Cada 7 y 8 de diciembre, Colombia se llena de luces para celebrar el Día de las Velitas, una de las tradiciones más emblemáticas que marca el inicio de las festividades navideñas. Este evento, que une a familias y comunidades, tiene sus raíces en la celebración católica de la Inmaculada Concepción de la Virgen María, declarada dogma por el Papa Pío IX en 1854. En la víspera de esta proclamación, el 7 de diciembre, la gente encendió velas en honor a este acontecimiento, una costumbre que fue adoptada en Colombia durante la época colonial y adaptada con el paso del tiempo.
¿Cómo se celebra?
En todo el país, las familias se reúnen para encender velas y faroles en los andenes, plazas y parques, acompañando la iluminación con comida típica como buñuelos y natilla. En muchas regiones, las velas también simbolizan peticiones o agradecimientos a la Virgen María, mientras que en otras son un simple acto de celebración de la luz como símbolo de esperanza y unión.
Regiones destacadas
Algunas ciudades como Bogotá, Medellín y Cali complementan esta tradición con elaborados alumbrados navideños, atrayendo a turistas nacionales e internacionales. Por ejemplo, en Quimbaya (Quindío), esta festividad ha evolucionado en un espectáculo único conocido como el Festival de Velas y Faroles, que destaca por su creatividad y colorido.

▶ **Registros del conjunto de datos**:

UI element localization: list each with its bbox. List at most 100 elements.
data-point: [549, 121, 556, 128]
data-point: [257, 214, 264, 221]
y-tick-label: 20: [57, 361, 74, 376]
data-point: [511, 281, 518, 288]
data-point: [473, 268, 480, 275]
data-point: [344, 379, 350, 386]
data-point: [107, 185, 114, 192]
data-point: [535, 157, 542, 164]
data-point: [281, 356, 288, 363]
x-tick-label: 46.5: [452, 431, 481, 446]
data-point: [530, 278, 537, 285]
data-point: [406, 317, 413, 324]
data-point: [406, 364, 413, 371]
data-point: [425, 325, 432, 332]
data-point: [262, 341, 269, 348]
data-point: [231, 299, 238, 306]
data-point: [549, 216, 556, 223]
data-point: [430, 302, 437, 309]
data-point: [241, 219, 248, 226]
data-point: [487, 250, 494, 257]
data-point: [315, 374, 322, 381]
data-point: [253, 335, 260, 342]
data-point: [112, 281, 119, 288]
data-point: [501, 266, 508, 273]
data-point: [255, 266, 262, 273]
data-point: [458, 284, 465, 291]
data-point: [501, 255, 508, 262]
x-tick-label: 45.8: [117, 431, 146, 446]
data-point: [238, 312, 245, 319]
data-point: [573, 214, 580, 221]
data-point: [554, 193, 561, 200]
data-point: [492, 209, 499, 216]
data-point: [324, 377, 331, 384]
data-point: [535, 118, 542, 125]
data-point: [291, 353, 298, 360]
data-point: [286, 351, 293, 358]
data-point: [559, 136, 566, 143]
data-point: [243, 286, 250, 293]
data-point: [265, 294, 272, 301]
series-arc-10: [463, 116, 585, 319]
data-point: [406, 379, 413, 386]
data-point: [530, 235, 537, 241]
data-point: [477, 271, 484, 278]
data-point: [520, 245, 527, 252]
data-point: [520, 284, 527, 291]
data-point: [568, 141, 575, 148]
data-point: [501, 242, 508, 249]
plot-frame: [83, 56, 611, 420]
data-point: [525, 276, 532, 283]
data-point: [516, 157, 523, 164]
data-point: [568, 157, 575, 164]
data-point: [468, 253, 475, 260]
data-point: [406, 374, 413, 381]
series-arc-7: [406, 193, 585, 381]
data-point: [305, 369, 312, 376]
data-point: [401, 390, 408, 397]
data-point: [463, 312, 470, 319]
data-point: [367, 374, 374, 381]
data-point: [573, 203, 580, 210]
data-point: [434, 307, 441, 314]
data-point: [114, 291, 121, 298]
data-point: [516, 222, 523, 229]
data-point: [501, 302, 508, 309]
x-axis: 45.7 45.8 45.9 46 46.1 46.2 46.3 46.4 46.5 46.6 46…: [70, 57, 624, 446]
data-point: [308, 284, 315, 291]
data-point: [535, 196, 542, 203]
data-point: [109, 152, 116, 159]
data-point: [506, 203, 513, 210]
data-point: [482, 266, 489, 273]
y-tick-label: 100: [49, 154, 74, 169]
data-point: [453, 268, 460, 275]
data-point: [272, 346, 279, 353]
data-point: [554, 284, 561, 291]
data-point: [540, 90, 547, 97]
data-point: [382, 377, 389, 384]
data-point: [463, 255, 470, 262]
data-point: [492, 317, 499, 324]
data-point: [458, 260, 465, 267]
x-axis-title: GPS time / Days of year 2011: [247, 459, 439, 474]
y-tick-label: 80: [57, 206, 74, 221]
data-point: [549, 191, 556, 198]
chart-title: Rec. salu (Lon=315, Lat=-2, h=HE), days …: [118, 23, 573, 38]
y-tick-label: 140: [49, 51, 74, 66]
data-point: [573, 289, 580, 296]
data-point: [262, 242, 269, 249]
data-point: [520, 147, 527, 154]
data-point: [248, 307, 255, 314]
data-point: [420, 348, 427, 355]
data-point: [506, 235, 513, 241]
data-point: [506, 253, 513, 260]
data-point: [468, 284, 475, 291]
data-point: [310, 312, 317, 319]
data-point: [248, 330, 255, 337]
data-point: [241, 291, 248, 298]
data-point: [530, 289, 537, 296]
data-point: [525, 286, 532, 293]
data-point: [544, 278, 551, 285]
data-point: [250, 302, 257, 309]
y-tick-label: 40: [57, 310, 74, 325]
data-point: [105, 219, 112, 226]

▶ **Aplicando la información**:
**a)** En el texto sobre el Día de las Velitas, ¿qué Papa declaró dogma la Inmaculada Concepción de la Virgen María y en qué año lo hizo?
**b)** Prosiga el texto sobre el Día de las Velitas a partir de su última oración.

▶ **Resultados por tarea**:
**a)** El Papa Pío IX, en 1854.

**b)**
Tips para disfrutar el Día de las Velitas
- Planifica con anticipación: Reúne los materiales necesarios como velas, faroles y elementos de seguridad para disfrutar la noche de forma segura.
- Visita lugares icónicos: Si puedes, recorre las ciudades que destacan por su alumbrado navideño.
- Cuida el medio ambiente: Utiliza velas ecológicas y asegúrate de limpiar los residuos después de la celebración.
- Comparte con tus seres queridos: Esta tradición es perfecta para fortalecer lazos familiares y disfrutar momentos inolvidables.
El Día de las Velitas no solo es un evento religioso, sino también un motivo para celebrar la riqueza cultural de Colombia. Esta tradición combina historia, espiritualidad y comunidad, haciendo que las calles del país se conviertan en un espectáculo de luces y alegría. Es una invitación para reflexionar y compartir con quienes más queremos, iluminando no solo las calles, sino también los corazones.